_Instruction_
Each entry that follows must be output without any deviation.

————————

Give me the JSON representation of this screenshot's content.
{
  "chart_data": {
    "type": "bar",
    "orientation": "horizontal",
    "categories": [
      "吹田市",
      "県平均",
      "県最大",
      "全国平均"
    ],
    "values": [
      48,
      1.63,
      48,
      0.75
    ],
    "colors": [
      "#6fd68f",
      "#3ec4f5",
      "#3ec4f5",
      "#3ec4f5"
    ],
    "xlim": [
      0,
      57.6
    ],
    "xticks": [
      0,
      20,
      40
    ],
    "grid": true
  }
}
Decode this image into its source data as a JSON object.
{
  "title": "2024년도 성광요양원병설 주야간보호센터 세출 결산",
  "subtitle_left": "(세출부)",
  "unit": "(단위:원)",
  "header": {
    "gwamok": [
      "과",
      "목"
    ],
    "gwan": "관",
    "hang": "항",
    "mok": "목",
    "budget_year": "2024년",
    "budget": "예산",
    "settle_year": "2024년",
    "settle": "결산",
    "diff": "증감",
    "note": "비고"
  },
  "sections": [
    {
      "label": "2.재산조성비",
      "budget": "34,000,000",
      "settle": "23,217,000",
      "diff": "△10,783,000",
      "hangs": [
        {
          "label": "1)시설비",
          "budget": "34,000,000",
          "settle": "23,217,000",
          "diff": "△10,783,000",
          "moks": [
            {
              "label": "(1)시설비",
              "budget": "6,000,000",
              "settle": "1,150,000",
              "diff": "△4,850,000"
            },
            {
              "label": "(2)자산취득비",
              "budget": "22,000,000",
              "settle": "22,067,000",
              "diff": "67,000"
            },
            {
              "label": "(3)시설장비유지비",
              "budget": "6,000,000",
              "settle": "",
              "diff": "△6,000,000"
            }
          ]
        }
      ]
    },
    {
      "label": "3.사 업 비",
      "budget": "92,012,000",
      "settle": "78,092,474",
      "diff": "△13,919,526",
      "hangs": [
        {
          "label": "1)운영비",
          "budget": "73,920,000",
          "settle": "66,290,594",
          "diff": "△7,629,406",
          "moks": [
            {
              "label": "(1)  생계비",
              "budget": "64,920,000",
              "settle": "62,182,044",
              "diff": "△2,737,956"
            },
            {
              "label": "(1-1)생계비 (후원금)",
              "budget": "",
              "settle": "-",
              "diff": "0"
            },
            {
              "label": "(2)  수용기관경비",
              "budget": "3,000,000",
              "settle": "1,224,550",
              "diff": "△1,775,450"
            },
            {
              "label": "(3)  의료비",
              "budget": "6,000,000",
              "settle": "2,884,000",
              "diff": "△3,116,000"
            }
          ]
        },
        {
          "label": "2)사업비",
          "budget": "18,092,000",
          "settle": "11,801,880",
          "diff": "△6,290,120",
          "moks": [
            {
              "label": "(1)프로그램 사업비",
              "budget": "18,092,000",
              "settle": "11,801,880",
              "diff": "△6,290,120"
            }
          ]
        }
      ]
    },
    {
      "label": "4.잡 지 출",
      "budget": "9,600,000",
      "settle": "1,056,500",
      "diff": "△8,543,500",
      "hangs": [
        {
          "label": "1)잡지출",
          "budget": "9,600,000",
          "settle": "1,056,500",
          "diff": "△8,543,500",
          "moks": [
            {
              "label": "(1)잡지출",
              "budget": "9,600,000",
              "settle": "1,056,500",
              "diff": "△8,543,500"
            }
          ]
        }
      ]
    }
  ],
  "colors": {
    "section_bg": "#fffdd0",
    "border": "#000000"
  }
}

————————

_Final result_
Give me the JSON representation of this screenshot's content.
{
  "chart_data": {
    "type": "bar",
    "orientation": "horizontal",
    "categories": [
      "吹田市",
      "県平均",
      "県最大",
      "全国平均"
    ],
    "values": [
      48,
      1.63,
      48,
      0.75
    ],
    "colors": [
      "#6fd68f",
      "#3ec4f5",
      "#3ec4f5",
      "#3ec4f5"
    ],
    "xlim": [
      0,
      57.6
    ],
    "xticks": [
      0,
      20,
      40
    ],
    "grid": true
  }
}
Decode this image into its source data as a JSON object.
{
  "title": "2024년도 성광요양원병설 주야간보호센터 세출 결산",
  "subtitle_left": "(세출부)",
  "unit": "(단위:원)",
  "header": {
    "gwamok": [
      "과",
      "목"
    ],
    "gwan": "관",
    "hang": "항",
    "mok": "목",
    "budget_year": "2024년",
    "budget": "예산",
    "settle_year": "2024년",
    "settle": "결산",
    "diff": "증감",
    "note": "비고"
  },
  "sections": [
    {
      "label": "2.재산조성비",
      "budget": "34,000,000",
      "settle": "23,217,000",
      "diff": "△10,783,000",
      "hangs": [
        {
          "label": "1)시설비",
          "budget": "34,000,000",
          "settle": "23,217,000",
          "diff": "△10,783,000",
          "moks": [
            {
              "label": "(1)시설비",
              "budget": "6,000,000",
              "settle": "1,150,000",
              "diff": "△4,850,000"
            },
            {
              "label": "(2)자산취득비",
              "budget": "22,000,000",
              "settle": "22,067,000",
              "diff": "67,000"
            },
            {
              "label": "(3)시설장비유지비",
              "budget": "6,000,000",
              "settle": "",
              "diff": "△6,000,000"
            }
          ]
        }
      ]
    },
    {
      "label": "3.사 업 비",
      "budget": "92,012,000",
      "settle": "78,092,474",
      "diff": "△13,919,526",
      "hangs": [
        {
          "label": "1)운영비",
          "budget": "73,920,000",
          "settle": "66,290,594",
          "diff": "△7,629,406",
          "moks": [
            {
              "label": "(1)  생계비",
              "budget": "64,920,000",
              "settle": "62,182,044",
              "diff": "△2,737,956"
            },
            {
              "label": "(1-1)생계비 (후원금)",
              "budget": "",
              "settle": "-",
              "diff": "0"
            },
            {
              "label": "(2)  수용기관경비",
              "budget": "3,000,000",
              "settle": "1,224,550",
              "diff": "△1,775,450"
            },
            {
              "label": "(3)  의료비",
              "budget": "6,000,000",
              "settle": "2,884,000",
              "diff": "△3,116,000"
            }
          ]
        },
        {
          "label": "2)사업비",
          "budget": "18,092,000",
          "settle": "11,801,880",
          "diff": "△6,290,120",
          "moks": [
            {
              "label": "(1)프로그램 사업비",
              "budget": "18,092,000",
              "settle": "11,801,880",
              "diff": "△6,290,120"
            }
          ]
        }
      ]
    },
    {
      "label": "4.잡 지 출",
      "budget": "9,600,000",
      "settle": "1,056,500",
      "diff": "△8,543,500",
      "hangs": [
        {
          "label": "1)잡지출",
          "budget": "9,600,000",
          "settle": "1,056,500",
          "diff": "△8,543,500",
          "moks": [
            {
              "label": "(1)잡지출",
              "budget": "9,600,000",
              "settle": "1,056,500",
              "diff": "△8,543,500"
            }
          ]
        }
      ]
    }
  ],
  "colors": {
    "section_bg": "#fffdd0",
    "border": "#000000"
  }
}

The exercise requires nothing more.